# Texto de referência:
++++++++++
R$ 81,2 milhões de lucro em 2025. Esse é o número que o Vasco da Gama esperava desde a criação da SAF — e que finalmente apareceu no balanço financeiro divulgado dentro do prazo estabelecido pela Lei Geral do Esporte. É o primeiro resultado positivo desde que o clube adotou o modelo de sociedade anônima do futebol, encerrando uma sequência de três anos consecutivos no vermelho.

Da virada nos números ao tamanho do buraco

O clube faturou R$ 628 milhões em 2025, considerando receitas operacionais e negociações de atletas. O crescimento foi de 18,7% em relação ao exercício anterior — salto relevante para um clube que vinha acumulando prejuízos desde 2022.

Da virada nos números ao tamanho do buraco Vasco registra primeiro lucro da SAF
Da virada nos números ao tamanho do buraco Vasco registra primeiro lucro da SAF

A linha histórica deixa claro o tamanho da virada. Em 2022, o prejuízo foi de R$ 88 milhões. Em 2023, subiu para R$ 123 milhões. Em 2024, recuou para R$ 114,7 milhões. Agora, em 2025, o sinal inverteu para +R$ 81,2 milhões.

O balanço também é o primeiro relatório que cobre um ano completo sob a gestão de Pedrinho à frente da SAF. A combinação de aumento de receitas com a reestruturação das dívidas foi central para o resultado.

A recuperação judicial fez o trabalho pesado

O lucro de R$ 81,2 milhões não existiria sem o Plano de Recuperação Judicial aprovado em outubro de 2025. O próprio documento contábil é explícito sobre isso:

"No que se refere aos efeitos contábeis, verifica-se que o PRJ exerceu impacto material sobre o resultado do exercício de 2025. Na ausência desses efeitos, o resultado do período apresentaria prejuízo da ordem de R$ 232 milhões, em contraste com o lucro de R$ 81 milhões reportado."

Sem a recuperação judicial, o clube teria encerrado 2025 com prejuízo de R$ 232 milhões — pior resultado da história recente da SAF. O PRJ permitiu reestruturar obrigações e registrar efeitos contábeis positivos que transformaram o balanço.

A análise do SportNavo aponta que o lucro contábil, portanto, reflete menos uma geração orgânica de caixa e mais o impacto técnico da renegociação de passivos. Isso não invalida o avanço, mas condiciona a leitura do número.
++++++++++
# Dados do exercício:
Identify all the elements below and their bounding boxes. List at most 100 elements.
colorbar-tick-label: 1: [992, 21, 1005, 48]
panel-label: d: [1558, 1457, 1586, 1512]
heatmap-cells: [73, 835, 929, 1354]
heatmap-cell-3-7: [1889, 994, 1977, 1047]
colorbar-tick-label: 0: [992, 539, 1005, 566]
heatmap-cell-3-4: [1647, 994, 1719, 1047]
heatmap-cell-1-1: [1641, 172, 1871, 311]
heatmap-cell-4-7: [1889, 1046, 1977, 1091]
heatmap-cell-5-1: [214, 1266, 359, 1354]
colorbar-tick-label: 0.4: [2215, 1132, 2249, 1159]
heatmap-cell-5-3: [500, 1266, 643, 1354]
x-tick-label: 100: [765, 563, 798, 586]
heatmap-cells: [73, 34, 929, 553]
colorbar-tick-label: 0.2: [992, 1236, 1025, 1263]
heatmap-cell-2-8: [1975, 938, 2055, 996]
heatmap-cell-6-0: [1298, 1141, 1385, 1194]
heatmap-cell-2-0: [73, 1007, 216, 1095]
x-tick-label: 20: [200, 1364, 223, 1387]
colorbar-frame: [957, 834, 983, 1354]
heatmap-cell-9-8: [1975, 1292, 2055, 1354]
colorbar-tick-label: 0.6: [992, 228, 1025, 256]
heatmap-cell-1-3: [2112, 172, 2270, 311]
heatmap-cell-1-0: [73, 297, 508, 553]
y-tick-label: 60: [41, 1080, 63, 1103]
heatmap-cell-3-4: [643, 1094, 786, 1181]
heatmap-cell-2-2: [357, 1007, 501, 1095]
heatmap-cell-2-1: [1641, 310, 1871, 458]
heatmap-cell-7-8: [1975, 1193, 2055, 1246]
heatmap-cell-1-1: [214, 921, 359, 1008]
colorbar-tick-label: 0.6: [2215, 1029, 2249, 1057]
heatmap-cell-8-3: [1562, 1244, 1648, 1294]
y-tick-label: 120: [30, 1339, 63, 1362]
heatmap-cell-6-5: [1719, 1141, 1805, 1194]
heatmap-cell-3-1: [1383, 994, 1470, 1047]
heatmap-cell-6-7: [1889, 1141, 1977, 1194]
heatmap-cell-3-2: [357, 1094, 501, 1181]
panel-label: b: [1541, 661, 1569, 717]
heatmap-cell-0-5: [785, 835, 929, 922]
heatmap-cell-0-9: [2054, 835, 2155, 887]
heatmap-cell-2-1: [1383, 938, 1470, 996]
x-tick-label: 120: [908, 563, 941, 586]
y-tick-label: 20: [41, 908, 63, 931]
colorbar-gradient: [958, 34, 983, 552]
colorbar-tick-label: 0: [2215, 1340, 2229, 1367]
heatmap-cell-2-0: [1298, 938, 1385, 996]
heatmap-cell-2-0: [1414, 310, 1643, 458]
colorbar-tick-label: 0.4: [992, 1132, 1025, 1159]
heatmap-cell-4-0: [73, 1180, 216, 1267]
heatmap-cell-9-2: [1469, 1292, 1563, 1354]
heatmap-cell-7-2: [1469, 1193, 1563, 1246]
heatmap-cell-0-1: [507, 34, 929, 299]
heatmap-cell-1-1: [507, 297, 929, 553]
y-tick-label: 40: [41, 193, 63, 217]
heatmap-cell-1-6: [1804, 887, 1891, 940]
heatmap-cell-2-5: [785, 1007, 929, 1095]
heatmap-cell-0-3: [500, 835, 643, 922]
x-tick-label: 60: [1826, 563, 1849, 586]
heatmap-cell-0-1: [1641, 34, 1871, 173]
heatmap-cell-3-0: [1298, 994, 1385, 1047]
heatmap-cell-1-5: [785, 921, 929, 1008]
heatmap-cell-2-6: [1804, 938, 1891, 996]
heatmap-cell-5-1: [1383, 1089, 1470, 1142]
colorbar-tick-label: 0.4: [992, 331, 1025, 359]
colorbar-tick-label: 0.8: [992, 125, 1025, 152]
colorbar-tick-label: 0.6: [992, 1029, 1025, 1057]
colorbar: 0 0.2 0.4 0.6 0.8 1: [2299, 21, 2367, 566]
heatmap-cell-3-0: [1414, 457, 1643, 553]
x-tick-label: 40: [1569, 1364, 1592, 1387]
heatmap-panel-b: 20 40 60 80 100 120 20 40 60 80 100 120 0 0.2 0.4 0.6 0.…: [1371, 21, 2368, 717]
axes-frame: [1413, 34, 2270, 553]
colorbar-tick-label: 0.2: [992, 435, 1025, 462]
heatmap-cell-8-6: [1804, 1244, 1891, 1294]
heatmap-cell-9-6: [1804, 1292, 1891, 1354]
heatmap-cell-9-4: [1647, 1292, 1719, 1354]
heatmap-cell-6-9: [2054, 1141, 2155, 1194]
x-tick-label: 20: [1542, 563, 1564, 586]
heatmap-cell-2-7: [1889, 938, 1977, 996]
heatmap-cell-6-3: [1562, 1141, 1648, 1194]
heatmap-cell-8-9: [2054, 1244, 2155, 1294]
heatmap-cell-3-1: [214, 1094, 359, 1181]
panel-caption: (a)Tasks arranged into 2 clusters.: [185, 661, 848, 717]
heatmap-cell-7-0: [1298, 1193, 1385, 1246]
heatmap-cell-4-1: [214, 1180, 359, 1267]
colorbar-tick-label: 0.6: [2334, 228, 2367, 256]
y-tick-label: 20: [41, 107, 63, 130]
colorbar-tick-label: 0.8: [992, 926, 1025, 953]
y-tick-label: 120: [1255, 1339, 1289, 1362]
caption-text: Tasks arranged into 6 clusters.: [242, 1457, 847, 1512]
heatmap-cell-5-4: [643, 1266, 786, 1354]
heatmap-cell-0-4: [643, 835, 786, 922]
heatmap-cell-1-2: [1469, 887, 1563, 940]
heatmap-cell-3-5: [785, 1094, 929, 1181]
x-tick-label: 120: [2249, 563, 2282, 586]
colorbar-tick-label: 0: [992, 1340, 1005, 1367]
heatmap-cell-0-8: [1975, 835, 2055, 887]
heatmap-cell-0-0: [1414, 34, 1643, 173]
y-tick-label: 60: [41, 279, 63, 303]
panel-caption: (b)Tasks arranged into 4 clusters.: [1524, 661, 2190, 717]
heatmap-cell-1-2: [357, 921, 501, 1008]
++++++++++
# Instruções do exercício:
Traduza para o inglês a seguinte frase do texto sobre o lucro do Vasco: "O clube faturou R$ 628 milhões em 2025, considerando receitas operacionais e negociações de atletas."

# Exercício resolvido:
The club earned R$ 628 million in 2025, counting operating revenue and player transactions.